### SET EXERCISE
Where a line in the listing below contains the word "všechny", copy that line.

- - - -

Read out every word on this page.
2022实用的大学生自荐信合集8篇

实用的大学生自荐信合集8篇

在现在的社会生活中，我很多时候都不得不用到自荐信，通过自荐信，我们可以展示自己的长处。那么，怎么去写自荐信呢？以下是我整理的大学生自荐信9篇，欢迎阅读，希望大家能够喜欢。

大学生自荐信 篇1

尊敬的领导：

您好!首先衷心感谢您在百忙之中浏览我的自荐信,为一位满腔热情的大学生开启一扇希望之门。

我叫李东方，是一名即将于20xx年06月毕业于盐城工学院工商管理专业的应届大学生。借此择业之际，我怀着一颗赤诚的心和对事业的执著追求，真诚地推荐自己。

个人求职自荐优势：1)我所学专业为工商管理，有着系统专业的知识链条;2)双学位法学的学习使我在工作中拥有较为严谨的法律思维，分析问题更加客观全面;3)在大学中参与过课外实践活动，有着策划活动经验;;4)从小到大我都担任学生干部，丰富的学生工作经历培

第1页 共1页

- - - -

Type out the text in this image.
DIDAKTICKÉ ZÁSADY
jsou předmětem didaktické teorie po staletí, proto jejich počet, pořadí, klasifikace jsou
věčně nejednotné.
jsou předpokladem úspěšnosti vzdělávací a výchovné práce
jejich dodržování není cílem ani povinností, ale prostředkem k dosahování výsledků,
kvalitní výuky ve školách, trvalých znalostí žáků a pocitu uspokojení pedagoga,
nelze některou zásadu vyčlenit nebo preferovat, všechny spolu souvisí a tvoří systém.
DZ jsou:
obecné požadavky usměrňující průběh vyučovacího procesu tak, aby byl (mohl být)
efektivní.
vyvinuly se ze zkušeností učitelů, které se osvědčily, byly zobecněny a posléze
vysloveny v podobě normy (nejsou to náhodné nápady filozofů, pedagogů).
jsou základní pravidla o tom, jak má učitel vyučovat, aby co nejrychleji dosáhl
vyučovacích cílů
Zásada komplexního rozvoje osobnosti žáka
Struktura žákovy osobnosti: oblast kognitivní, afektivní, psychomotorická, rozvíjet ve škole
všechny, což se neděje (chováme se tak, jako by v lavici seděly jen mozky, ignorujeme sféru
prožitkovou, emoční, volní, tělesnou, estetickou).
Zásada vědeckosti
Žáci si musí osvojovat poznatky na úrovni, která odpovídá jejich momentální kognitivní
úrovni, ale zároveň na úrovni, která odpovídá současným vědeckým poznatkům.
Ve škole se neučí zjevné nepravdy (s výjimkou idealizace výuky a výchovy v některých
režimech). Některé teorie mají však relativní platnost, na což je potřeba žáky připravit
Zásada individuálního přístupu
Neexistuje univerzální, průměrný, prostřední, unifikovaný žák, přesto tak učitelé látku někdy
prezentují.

- - - -

### ANSWER TO THE TASK
nelze některou zásadu vyčlenit nebo preferovat, všechny spolu souvisí a tvoří systém.
všechny, což se neděje (chováme se tak, jako by v lavici seděly jen mozky, ignorujeme sféru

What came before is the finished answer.